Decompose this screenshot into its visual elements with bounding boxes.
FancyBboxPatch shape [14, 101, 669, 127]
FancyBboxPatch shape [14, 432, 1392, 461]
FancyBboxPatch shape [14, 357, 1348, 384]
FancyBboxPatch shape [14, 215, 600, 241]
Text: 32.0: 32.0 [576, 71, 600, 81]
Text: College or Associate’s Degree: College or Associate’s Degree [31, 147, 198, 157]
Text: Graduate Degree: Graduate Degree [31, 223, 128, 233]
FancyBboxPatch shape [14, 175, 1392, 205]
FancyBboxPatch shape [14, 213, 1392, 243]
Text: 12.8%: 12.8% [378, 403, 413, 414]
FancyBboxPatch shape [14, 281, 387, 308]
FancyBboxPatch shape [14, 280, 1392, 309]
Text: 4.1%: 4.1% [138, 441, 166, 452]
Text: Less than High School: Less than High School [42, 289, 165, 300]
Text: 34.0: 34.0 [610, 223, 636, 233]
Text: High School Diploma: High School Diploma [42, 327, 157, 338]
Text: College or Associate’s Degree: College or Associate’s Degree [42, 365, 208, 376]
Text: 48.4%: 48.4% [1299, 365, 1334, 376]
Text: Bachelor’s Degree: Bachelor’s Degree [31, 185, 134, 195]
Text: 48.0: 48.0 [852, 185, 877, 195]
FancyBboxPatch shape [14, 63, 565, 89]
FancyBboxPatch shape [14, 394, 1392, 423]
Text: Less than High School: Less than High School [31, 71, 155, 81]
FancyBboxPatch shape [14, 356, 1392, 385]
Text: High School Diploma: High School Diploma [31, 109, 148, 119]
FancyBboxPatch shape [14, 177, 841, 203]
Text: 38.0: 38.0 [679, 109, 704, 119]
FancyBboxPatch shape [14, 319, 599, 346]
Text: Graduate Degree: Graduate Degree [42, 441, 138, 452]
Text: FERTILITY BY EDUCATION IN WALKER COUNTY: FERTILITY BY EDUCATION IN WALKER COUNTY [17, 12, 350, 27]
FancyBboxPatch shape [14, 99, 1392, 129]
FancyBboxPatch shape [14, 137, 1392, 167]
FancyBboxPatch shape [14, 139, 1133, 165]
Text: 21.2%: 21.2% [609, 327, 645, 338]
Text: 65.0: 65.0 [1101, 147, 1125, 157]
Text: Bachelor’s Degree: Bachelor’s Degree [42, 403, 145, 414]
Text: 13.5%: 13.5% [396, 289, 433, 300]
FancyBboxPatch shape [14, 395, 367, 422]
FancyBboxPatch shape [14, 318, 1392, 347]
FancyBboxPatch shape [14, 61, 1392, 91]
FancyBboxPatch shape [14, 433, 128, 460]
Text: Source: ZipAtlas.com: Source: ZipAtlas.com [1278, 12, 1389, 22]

********************

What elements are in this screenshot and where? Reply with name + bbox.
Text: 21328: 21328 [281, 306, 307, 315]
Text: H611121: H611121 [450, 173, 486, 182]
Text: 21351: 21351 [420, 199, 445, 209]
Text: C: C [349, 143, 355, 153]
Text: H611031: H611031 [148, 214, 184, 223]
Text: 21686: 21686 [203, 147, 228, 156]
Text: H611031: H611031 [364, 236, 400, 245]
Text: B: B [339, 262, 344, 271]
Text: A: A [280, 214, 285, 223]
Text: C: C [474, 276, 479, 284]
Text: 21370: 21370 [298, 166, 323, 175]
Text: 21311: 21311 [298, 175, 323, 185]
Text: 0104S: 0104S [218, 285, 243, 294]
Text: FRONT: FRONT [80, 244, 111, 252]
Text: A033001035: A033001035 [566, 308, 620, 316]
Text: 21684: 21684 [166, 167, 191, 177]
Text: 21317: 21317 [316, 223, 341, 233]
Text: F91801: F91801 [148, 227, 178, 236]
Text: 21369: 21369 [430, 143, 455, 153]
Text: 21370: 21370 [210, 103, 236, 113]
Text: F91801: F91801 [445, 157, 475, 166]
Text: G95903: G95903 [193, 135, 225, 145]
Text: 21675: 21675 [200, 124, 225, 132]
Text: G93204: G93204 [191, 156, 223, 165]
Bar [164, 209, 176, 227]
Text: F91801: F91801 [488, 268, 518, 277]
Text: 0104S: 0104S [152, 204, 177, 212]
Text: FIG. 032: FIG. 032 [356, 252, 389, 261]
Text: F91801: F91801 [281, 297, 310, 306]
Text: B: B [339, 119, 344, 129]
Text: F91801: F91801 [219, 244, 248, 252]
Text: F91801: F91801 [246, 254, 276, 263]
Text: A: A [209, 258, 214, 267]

********************

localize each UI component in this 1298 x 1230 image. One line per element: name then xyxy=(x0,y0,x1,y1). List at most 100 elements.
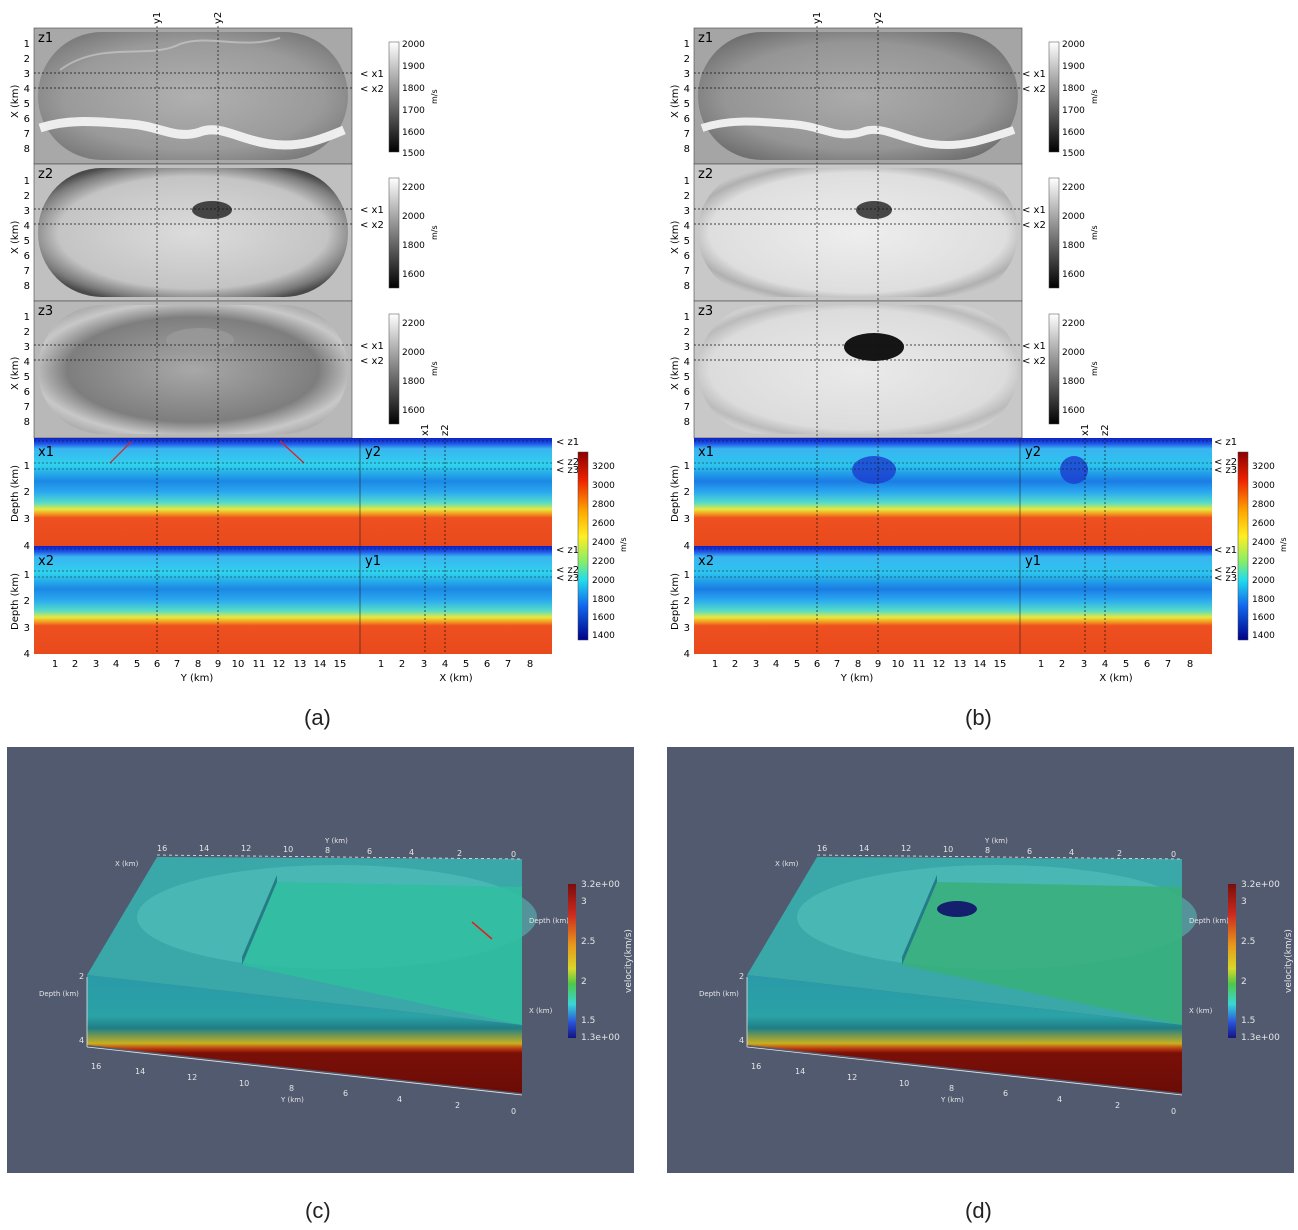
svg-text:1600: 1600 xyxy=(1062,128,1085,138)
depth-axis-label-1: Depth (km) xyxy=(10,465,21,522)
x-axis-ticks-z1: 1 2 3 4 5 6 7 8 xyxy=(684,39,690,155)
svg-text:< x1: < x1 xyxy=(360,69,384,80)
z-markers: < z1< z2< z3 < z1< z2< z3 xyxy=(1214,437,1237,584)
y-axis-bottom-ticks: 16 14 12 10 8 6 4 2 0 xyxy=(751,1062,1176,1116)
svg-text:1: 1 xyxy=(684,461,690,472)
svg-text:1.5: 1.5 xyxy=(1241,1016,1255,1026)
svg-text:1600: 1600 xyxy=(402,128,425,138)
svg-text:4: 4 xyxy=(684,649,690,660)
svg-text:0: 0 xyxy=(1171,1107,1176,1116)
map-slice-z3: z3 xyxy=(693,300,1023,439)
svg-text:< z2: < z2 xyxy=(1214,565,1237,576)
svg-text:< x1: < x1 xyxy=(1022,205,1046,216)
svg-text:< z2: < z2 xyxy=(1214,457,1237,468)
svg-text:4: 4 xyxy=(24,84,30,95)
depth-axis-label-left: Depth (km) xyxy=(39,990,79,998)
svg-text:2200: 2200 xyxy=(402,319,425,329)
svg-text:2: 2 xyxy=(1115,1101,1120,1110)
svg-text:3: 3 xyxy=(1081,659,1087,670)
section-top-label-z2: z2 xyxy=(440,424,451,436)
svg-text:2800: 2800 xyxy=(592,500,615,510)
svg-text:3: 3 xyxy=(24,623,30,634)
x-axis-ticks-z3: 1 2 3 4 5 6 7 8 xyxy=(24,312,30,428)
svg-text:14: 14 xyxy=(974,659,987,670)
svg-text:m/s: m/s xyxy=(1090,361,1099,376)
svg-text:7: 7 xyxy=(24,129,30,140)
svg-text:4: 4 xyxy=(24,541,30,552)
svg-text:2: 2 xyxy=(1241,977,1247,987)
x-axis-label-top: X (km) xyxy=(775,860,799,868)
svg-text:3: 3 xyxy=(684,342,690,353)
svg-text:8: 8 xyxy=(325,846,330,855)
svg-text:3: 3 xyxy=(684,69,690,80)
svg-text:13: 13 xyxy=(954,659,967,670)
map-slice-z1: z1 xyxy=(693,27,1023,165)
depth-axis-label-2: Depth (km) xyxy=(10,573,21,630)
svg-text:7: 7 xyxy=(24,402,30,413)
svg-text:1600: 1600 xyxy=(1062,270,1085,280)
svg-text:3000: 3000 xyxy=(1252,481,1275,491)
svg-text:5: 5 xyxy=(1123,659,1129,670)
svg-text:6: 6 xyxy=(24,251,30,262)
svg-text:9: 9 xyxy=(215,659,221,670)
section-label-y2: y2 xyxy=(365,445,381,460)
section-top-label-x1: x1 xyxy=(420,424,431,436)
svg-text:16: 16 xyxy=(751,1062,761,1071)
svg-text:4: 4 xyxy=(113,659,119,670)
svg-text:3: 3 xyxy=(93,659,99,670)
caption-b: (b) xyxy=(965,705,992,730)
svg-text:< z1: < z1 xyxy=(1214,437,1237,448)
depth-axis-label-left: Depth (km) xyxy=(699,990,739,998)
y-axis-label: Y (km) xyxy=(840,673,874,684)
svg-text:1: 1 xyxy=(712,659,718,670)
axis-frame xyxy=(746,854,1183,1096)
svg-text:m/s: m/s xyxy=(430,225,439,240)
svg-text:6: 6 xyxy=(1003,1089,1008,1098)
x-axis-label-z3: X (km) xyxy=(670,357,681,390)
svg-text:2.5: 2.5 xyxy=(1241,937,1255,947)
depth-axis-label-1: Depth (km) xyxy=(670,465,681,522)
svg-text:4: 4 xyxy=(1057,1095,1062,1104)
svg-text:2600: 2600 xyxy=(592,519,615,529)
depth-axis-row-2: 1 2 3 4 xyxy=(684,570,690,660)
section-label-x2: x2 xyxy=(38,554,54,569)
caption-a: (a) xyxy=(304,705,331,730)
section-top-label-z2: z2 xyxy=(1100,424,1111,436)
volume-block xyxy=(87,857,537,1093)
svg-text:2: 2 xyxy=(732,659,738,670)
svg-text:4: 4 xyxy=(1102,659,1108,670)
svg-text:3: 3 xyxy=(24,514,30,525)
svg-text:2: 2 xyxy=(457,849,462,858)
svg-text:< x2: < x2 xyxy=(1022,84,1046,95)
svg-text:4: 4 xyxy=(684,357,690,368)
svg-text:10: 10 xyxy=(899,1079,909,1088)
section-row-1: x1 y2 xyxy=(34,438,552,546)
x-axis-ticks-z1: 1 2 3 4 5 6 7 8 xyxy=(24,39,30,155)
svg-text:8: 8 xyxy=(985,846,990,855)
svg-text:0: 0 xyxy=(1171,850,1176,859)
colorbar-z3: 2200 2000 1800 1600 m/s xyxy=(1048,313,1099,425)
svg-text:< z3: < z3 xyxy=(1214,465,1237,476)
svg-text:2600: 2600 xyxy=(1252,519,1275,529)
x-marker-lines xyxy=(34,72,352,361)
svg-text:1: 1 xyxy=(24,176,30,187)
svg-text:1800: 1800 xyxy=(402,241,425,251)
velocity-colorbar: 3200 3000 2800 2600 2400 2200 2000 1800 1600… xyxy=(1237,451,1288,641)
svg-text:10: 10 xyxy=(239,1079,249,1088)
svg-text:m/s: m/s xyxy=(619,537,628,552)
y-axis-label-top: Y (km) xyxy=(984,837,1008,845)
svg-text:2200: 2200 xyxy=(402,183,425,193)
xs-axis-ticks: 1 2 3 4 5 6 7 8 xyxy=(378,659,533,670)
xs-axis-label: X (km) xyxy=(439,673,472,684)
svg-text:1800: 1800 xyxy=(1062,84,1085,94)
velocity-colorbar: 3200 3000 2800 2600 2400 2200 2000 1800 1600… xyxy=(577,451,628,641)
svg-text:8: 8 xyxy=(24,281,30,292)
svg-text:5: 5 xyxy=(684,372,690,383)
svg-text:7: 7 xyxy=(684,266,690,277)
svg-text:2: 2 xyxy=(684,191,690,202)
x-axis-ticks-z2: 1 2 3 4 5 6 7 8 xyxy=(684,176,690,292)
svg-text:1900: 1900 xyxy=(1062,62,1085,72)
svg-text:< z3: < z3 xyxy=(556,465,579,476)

********************

Set problem:
Please write out the entries above without any change, starting with the line that contains "What elements are" and going on through the line that contains "Bar [164, 209, 176, 227]", with both of those lines included.

Exercise solution:
What elements are in this screenshot and where? Reply with name + bbox.
Text: 21328: 21328 [281, 306, 307, 315]
Text: H611121: H611121 [450, 173, 486, 182]
Text: 21351: 21351 [420, 199, 445, 209]
Text: C: C [349, 143, 355, 153]
Text: H611031: H611031 [148, 214, 184, 223]
Text: 21686: 21686 [203, 147, 228, 156]
Text: H611031: H611031 [364, 236, 400, 245]
Text: B: B [339, 262, 344, 271]
Text: A: A [280, 214, 285, 223]
Text: C: C [474, 276, 479, 284]
Text: 21370: 21370 [298, 166, 323, 175]
Text: 21311: 21311 [298, 175, 323, 185]
Text: 0104S: 0104S [218, 285, 243, 294]
Text: FRONT: FRONT [80, 244, 111, 252]
Text: A033001035: A033001035 [566, 308, 620, 316]
Text: 21684: 21684 [166, 167, 191, 177]
Text: 21317: 21317 [316, 223, 341, 233]
Text: F91801: F91801 [148, 227, 178, 236]
Text: 21369: 21369 [430, 143, 455, 153]
Text: 21370: 21370 [210, 103, 236, 113]
Text: F91801: F91801 [445, 157, 475, 166]
Text: G95903: G95903 [193, 135, 225, 145]
Text: 21675: 21675 [200, 124, 225, 132]
Text: G93204: G93204 [191, 156, 223, 165]
Bar [164, 209, 176, 227]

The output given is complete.